## WRITTEN EXERCISE
Gather up every line that includes the string "SRMTID".

------------------------------------------------

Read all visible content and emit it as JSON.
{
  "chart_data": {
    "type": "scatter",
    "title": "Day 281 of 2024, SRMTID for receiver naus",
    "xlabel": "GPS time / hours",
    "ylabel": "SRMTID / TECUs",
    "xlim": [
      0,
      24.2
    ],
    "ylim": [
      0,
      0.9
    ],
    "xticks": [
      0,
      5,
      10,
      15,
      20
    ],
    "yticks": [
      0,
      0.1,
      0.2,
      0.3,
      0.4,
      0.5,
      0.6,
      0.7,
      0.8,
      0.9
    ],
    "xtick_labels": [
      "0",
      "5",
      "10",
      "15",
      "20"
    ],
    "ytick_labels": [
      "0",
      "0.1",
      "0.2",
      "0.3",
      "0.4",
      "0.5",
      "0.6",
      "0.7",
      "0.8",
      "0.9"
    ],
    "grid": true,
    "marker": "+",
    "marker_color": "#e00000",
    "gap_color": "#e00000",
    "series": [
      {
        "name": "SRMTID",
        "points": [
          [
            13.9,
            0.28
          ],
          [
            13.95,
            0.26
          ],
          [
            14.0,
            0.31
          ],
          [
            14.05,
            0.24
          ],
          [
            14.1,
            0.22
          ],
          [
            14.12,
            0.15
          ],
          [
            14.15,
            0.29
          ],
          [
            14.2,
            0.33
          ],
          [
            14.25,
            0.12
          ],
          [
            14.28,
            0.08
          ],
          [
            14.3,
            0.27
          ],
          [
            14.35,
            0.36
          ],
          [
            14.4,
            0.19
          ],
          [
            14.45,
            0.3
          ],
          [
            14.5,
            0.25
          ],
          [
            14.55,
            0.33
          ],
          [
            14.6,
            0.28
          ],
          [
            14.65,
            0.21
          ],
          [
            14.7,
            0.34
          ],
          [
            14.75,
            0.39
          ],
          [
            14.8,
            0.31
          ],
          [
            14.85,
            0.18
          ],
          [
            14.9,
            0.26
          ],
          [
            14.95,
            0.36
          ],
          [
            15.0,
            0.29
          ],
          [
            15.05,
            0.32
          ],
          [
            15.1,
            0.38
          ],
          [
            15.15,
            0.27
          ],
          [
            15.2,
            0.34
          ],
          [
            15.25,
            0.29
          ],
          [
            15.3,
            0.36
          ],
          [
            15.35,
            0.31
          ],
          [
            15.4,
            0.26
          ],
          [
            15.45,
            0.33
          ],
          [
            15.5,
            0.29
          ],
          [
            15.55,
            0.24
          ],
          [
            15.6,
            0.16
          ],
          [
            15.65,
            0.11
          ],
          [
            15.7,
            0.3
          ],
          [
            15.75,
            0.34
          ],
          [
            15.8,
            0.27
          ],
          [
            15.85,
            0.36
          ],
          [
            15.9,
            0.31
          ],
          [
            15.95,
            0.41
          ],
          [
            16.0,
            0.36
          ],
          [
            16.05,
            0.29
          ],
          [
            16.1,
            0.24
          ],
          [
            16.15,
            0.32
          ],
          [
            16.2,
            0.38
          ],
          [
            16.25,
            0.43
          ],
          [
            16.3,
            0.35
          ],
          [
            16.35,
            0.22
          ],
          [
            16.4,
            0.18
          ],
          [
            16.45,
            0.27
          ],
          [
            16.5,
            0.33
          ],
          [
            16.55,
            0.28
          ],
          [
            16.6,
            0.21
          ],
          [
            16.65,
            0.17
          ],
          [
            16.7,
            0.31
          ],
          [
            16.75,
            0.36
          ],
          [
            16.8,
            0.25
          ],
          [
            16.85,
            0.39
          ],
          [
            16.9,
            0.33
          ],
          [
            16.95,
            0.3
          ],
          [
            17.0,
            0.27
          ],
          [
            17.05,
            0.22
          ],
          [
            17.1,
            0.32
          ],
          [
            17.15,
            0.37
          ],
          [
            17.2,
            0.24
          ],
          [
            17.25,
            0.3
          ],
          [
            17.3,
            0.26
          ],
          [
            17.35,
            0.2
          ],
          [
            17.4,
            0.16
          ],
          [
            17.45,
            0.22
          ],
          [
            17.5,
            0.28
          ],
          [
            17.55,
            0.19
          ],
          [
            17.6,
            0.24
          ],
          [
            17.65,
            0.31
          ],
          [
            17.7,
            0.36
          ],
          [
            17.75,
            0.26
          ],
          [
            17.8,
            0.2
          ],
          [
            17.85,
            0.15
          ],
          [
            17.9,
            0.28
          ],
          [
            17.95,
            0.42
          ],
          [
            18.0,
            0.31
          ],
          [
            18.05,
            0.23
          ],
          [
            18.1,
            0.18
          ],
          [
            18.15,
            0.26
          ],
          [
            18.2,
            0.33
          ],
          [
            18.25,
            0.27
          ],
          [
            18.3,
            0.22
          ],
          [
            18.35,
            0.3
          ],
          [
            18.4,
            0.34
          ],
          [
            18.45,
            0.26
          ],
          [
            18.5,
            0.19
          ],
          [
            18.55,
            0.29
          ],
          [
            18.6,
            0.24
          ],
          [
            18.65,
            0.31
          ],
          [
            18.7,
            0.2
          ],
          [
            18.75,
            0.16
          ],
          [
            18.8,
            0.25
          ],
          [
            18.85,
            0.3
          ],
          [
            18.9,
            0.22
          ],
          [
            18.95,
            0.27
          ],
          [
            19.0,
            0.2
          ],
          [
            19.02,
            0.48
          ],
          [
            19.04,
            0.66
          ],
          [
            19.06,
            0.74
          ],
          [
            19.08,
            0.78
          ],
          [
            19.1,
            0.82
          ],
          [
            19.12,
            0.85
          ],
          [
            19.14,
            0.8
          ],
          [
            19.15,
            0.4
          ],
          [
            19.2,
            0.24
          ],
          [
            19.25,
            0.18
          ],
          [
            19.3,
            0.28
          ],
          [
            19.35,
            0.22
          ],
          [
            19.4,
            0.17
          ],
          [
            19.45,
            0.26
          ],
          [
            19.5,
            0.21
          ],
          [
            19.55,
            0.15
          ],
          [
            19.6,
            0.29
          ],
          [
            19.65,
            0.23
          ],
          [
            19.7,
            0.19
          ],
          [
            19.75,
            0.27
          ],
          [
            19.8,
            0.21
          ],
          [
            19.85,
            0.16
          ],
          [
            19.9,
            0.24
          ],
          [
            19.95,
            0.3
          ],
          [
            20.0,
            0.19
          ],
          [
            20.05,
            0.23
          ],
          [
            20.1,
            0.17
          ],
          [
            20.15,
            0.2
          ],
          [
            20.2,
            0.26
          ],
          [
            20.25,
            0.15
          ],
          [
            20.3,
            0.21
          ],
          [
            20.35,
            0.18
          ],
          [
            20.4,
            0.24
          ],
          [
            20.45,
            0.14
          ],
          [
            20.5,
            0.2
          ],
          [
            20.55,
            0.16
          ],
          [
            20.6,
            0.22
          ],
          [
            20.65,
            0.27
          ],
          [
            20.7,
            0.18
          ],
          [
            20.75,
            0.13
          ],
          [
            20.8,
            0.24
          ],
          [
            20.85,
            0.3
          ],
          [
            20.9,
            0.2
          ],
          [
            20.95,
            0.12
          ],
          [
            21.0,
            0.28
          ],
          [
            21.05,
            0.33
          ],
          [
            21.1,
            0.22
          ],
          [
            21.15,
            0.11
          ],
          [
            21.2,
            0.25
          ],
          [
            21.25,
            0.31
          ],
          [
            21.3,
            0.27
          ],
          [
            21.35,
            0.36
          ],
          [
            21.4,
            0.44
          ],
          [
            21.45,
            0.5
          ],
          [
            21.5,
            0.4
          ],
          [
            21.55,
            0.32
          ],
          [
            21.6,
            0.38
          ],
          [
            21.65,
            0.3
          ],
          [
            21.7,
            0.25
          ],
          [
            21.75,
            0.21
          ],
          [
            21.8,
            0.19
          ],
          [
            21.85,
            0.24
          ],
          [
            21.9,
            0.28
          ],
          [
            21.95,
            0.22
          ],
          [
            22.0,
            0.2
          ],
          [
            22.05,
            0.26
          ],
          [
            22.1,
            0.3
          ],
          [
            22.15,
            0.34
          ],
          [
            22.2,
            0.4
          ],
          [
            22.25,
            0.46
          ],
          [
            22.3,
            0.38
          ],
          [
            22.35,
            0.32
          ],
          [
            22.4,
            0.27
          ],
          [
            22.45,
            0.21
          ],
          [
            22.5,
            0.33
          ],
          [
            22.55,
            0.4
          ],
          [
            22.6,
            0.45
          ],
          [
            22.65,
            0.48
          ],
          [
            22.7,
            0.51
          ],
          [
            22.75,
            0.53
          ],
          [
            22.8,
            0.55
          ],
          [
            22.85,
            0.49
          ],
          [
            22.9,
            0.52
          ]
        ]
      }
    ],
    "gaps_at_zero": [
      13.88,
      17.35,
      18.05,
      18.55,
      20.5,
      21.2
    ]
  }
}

------------------------------------------------

## TASK SOLUTION
    "title": "Day 281 of 2024, SRMTID for receiver naus",
    "ylabel": "SRMTID / TECUs",
        "name": "SRMTID",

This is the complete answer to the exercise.